→ Direction: Reproduce the lines of the material below verbatim, beginning with the line that contains "Localize all elements." and continuing through the line that contains "Polygon shape [222,176,332,281]".

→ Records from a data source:
▬▬▬▬▬▬
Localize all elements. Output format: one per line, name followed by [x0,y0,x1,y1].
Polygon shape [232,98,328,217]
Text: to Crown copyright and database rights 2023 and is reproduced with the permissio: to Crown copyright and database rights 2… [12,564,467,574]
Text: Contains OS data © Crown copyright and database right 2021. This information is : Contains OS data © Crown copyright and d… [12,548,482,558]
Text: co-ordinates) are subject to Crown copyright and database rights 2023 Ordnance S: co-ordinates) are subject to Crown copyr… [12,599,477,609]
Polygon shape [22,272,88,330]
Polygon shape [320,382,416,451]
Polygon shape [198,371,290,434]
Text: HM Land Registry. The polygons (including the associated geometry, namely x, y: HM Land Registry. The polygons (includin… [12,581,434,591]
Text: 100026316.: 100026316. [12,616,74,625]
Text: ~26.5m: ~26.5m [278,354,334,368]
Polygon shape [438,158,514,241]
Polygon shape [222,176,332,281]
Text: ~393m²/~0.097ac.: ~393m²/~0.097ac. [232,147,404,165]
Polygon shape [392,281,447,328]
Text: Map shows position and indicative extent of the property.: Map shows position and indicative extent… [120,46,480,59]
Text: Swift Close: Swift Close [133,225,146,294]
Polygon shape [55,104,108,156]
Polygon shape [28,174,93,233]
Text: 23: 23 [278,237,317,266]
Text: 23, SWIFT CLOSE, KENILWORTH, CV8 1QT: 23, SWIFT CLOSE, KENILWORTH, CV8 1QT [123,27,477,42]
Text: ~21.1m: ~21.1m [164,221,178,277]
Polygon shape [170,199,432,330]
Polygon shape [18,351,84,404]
▬▬▬▬▬▬
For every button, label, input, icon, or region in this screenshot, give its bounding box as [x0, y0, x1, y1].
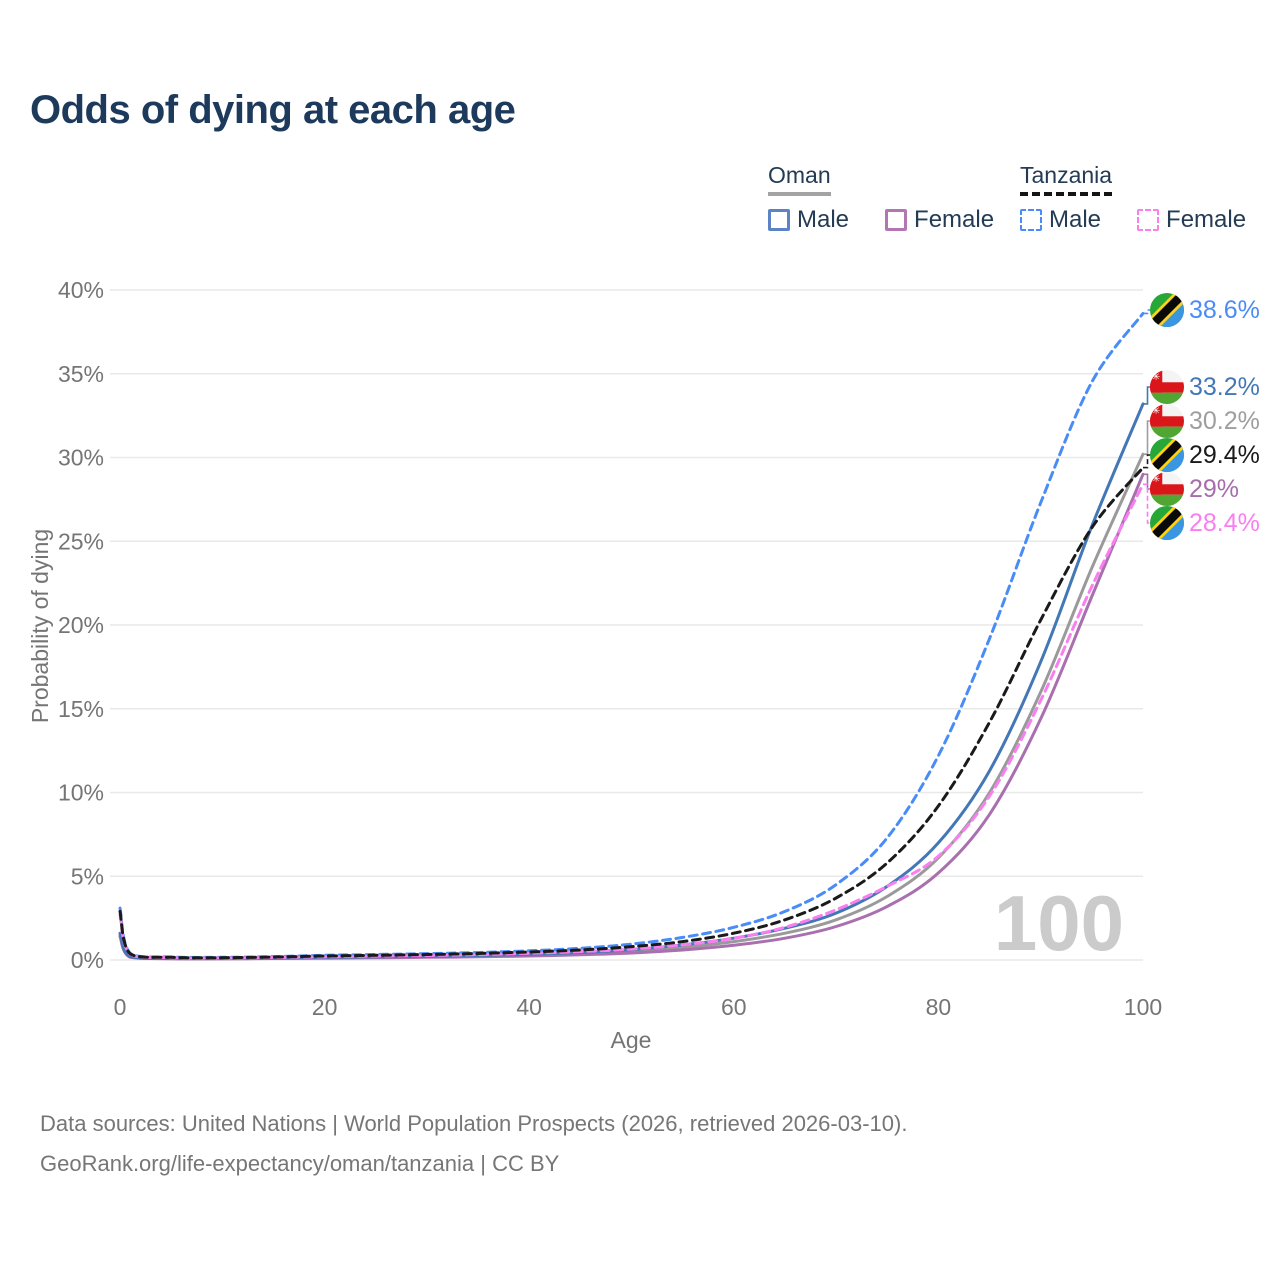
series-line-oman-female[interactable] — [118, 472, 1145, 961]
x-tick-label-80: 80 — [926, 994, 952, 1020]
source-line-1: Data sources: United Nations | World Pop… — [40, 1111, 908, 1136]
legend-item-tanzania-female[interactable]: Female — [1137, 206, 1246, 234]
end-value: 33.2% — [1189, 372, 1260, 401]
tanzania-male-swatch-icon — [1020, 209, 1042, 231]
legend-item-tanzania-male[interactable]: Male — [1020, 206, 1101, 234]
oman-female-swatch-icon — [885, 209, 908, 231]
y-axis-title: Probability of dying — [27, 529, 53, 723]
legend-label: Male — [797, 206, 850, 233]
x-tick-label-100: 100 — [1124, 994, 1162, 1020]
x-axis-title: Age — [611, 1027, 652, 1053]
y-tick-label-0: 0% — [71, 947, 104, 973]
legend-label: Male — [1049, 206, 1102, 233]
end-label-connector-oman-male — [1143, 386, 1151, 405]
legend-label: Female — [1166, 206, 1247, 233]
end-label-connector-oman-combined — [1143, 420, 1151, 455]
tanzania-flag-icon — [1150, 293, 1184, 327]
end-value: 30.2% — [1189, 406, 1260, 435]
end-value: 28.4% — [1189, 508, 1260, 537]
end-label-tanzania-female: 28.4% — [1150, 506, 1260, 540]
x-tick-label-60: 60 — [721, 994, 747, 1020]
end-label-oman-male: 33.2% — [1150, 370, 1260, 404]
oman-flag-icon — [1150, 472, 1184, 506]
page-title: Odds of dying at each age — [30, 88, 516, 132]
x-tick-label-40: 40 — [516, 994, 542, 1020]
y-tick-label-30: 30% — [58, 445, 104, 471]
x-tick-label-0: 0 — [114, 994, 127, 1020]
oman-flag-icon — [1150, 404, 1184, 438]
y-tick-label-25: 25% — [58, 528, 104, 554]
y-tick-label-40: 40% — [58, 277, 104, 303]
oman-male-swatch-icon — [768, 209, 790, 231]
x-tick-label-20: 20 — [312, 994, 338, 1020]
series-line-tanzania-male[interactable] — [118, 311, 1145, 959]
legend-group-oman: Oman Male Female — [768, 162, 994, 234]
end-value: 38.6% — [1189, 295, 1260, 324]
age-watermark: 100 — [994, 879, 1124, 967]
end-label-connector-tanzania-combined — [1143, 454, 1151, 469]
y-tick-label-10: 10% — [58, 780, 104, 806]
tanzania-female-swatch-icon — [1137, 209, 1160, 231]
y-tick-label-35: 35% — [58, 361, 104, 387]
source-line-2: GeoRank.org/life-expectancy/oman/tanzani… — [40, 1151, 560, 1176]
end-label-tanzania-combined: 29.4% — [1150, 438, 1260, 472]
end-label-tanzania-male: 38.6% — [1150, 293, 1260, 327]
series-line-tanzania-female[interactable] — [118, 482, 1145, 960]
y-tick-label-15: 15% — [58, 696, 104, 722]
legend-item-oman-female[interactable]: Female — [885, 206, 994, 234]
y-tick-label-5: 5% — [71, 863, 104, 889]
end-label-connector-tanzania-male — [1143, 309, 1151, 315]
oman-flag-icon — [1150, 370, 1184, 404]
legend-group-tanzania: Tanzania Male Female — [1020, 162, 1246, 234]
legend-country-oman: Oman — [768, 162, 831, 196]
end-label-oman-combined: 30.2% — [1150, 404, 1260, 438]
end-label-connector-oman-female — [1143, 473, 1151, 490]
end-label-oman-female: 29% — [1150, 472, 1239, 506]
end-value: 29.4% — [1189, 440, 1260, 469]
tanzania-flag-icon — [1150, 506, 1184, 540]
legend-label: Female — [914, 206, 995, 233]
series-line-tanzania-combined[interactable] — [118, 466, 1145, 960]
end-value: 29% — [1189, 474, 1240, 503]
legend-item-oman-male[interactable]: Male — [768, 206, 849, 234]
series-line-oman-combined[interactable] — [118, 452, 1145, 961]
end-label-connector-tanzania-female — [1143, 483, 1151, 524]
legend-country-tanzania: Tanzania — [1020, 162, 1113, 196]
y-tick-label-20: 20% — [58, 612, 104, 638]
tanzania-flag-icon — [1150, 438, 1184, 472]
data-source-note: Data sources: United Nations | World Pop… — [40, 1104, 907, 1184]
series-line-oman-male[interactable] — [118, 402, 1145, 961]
▬▬▬▬▬▬
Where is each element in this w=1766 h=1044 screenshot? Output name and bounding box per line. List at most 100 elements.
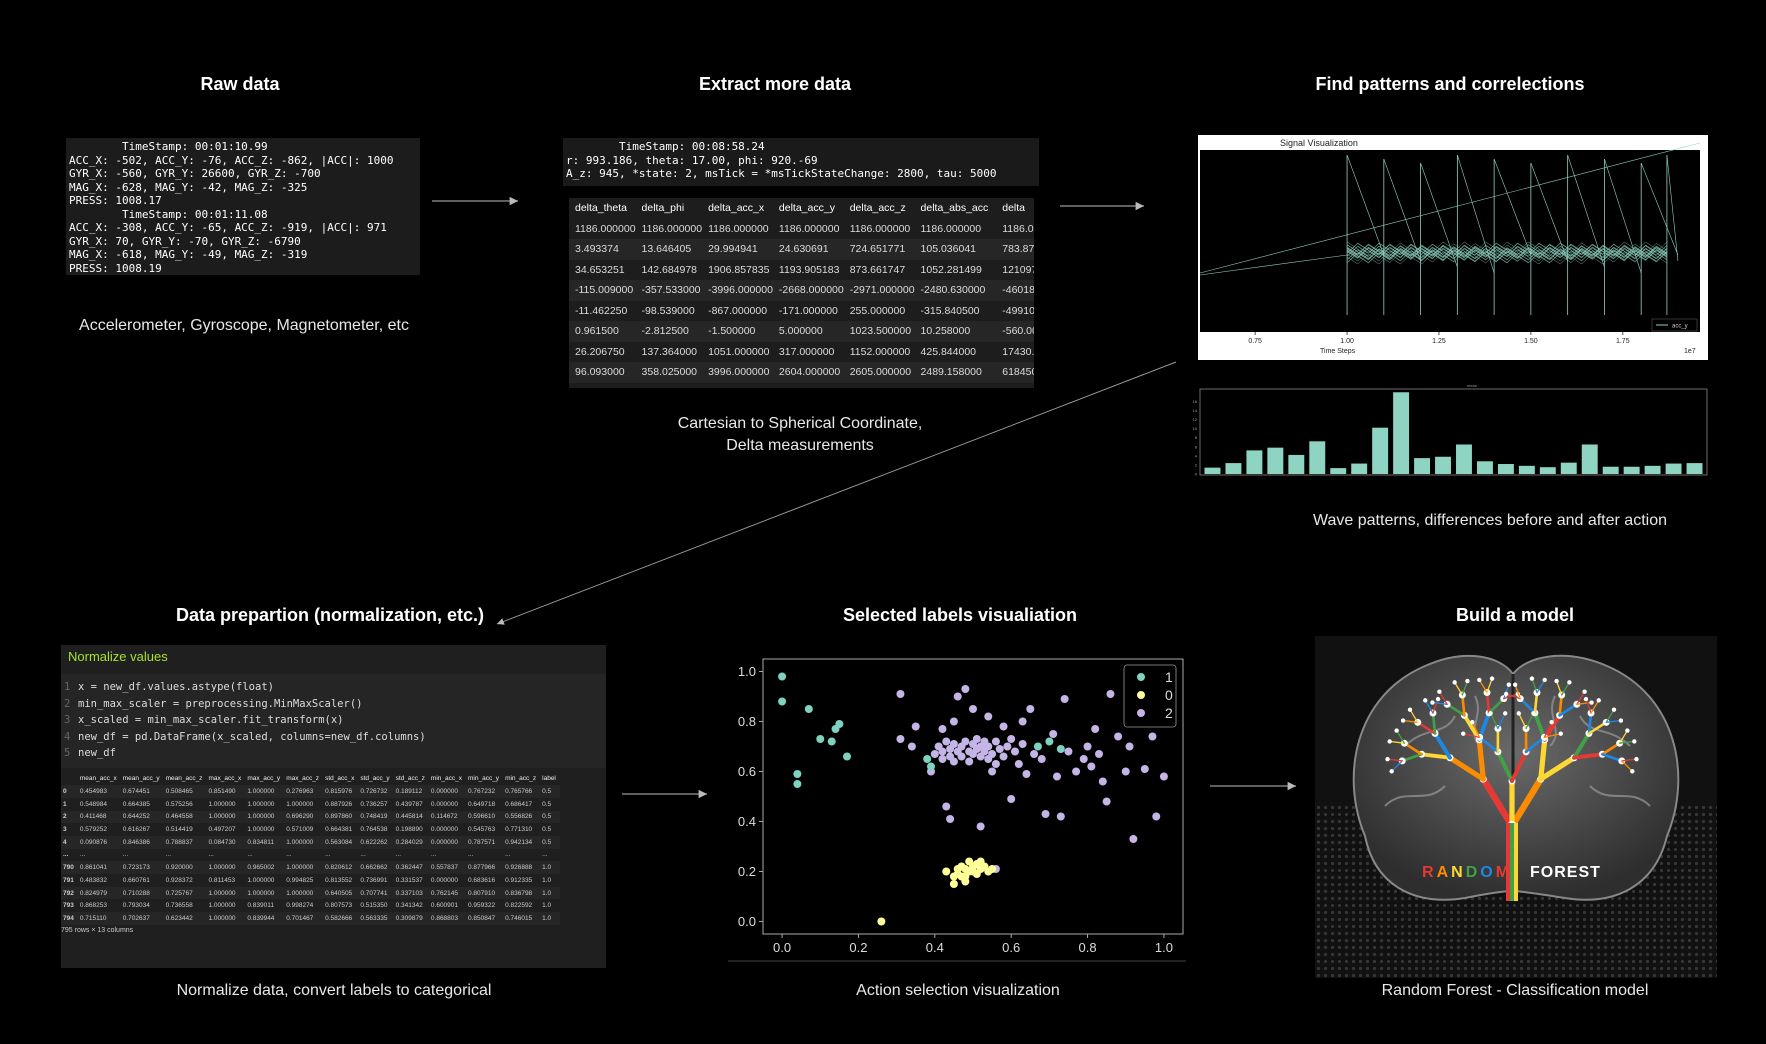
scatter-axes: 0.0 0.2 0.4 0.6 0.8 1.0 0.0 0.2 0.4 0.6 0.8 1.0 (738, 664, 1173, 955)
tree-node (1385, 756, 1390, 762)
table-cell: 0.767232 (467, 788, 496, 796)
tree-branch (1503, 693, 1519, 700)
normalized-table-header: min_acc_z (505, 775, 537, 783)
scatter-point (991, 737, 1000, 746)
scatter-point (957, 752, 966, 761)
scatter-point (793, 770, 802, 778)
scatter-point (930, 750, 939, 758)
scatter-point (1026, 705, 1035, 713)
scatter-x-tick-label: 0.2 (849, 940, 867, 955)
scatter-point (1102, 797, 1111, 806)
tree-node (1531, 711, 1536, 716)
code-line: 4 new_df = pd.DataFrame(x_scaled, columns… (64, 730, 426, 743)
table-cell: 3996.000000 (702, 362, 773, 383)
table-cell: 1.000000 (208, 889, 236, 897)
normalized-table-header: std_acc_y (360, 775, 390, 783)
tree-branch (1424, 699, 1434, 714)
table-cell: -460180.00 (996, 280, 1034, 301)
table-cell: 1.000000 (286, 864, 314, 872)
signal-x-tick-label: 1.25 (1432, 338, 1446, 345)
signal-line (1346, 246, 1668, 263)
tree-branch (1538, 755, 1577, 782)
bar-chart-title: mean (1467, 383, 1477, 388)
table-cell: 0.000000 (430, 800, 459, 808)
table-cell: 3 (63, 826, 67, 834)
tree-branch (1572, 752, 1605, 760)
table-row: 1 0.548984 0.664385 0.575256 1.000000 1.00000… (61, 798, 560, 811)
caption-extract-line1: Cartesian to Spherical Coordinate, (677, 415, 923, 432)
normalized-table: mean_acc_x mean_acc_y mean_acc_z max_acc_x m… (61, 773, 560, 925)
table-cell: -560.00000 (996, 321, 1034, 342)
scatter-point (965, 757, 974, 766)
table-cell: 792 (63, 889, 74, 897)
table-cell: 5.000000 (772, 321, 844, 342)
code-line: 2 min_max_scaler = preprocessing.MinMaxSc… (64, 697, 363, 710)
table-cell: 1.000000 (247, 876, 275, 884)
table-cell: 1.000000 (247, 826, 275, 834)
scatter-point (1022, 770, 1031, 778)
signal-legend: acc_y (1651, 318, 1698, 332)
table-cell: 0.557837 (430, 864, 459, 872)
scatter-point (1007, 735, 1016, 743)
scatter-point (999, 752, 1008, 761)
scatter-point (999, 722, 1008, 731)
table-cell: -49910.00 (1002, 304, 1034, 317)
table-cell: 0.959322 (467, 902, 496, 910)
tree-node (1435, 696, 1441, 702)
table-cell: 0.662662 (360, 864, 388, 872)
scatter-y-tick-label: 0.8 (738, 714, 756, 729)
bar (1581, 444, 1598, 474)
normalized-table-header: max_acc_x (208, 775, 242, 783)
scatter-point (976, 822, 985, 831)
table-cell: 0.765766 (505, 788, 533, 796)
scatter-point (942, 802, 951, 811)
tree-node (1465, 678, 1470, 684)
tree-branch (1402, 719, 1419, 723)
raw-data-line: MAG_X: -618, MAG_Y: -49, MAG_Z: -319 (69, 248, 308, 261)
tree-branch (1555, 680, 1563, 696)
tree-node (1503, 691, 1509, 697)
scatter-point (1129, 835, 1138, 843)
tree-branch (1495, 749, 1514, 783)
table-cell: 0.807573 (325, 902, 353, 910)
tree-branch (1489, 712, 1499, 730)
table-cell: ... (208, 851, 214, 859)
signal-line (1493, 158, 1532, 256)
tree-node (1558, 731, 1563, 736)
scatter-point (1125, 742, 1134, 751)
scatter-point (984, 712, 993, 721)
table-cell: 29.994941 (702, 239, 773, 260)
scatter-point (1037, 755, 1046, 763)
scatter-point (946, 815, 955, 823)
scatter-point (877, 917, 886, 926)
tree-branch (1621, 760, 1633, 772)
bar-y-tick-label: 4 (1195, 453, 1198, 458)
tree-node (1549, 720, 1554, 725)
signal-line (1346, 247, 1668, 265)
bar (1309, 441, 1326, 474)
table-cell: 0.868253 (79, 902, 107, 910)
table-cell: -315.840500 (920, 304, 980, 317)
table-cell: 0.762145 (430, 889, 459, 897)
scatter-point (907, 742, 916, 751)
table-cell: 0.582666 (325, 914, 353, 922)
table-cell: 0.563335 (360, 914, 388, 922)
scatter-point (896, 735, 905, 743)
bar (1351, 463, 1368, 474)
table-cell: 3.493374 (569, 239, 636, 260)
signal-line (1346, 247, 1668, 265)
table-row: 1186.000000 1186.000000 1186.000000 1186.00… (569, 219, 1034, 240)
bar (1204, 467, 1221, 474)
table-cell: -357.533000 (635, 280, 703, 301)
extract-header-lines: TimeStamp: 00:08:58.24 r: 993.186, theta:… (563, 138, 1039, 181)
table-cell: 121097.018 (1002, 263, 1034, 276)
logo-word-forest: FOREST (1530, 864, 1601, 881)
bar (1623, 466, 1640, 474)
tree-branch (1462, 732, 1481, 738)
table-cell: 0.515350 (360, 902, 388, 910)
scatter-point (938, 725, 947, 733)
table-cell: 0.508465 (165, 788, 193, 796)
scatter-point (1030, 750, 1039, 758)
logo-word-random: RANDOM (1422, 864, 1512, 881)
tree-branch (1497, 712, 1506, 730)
▬▬▬▬▬▬
→ Exercise result:
Localize all elements. Output format: one per line, name followed by [x0,y0,x1,y1].
Polygon shape [232,98,328,217]
Text: to Crown copyright and database rights 2023 and is reproduced with the permissio: to Crown copyright and database rights 2… [12,564,467,574]
Text: Contains OS data © Crown copyright and database right 2021. This information is : Contains OS data © Crown copyright and d… [12,548,482,558]
Text: co-ordinates) are subject to Crown copyright and database rights 2023 Ordnance S: co-ordinates) are subject to Crown copyr… [12,599,477,609]
Polygon shape [22,272,88,330]
Polygon shape [320,382,416,451]
Polygon shape [198,371,290,434]
Text: HM Land Registry. The polygons (including the associated geometry, namely x, y: HM Land Registry. The polygons (includin… [12,581,434,591]
Text: 100026316.: 100026316. [12,616,74,625]
Text: ~26.5m: ~26.5m [278,354,334,368]
Polygon shape [438,158,514,241]
Polygon shape [222,176,332,281]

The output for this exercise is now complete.